### Materials provided:
..........

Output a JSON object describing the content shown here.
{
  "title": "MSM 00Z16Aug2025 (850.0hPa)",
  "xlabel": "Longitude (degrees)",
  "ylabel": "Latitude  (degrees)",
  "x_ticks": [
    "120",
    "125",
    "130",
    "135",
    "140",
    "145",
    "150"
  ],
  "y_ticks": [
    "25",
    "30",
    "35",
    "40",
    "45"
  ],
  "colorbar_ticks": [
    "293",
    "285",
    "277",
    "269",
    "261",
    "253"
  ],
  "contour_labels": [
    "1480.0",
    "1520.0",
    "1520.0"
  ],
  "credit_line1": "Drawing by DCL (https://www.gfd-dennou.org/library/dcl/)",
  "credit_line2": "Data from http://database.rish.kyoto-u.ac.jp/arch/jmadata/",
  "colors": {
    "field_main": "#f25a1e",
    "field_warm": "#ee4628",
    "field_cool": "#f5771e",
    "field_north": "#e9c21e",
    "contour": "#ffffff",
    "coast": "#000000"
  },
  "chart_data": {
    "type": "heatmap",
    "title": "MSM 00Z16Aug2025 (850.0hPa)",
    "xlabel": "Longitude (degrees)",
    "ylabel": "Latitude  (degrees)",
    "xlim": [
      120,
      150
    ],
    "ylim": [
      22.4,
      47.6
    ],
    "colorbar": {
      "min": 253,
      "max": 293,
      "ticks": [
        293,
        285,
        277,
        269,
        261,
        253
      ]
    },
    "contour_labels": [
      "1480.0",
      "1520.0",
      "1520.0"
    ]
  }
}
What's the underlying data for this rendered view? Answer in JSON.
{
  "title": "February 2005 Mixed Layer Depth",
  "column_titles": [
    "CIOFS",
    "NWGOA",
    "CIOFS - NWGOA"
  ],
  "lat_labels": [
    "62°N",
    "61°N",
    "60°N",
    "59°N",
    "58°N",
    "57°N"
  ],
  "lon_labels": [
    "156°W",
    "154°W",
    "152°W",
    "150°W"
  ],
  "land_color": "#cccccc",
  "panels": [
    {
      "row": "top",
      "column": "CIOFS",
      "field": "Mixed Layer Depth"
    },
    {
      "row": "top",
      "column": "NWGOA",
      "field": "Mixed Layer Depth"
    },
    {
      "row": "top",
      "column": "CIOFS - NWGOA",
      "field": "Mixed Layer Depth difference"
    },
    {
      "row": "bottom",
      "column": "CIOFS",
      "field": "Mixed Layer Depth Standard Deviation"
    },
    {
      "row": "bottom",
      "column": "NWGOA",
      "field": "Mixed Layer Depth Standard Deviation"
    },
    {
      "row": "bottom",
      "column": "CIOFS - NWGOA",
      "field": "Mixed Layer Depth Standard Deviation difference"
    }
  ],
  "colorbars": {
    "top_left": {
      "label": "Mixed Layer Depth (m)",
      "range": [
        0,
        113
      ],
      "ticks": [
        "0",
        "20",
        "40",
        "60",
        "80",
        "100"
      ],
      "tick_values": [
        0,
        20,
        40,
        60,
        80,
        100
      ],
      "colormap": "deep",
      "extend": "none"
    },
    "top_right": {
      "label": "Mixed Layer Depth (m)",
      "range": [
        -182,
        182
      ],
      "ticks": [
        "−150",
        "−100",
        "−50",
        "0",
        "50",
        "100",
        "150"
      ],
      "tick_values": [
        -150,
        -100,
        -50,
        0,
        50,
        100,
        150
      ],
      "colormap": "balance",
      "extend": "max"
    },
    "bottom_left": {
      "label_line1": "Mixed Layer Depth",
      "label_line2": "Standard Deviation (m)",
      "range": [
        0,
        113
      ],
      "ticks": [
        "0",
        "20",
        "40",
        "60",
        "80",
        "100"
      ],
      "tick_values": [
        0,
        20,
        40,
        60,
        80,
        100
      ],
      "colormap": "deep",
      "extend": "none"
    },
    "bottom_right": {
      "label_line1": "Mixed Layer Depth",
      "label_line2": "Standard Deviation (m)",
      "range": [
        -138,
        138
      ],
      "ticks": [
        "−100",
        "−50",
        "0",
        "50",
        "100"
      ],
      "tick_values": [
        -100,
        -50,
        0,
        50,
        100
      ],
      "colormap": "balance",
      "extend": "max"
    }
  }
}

..........

### Work to complete:
Copy each line of the records containing the string "ylabel".

### Written solution:
  "ylabel": "Latitude  (degrees)",
    "ylabel": "Latitude  (degrees)",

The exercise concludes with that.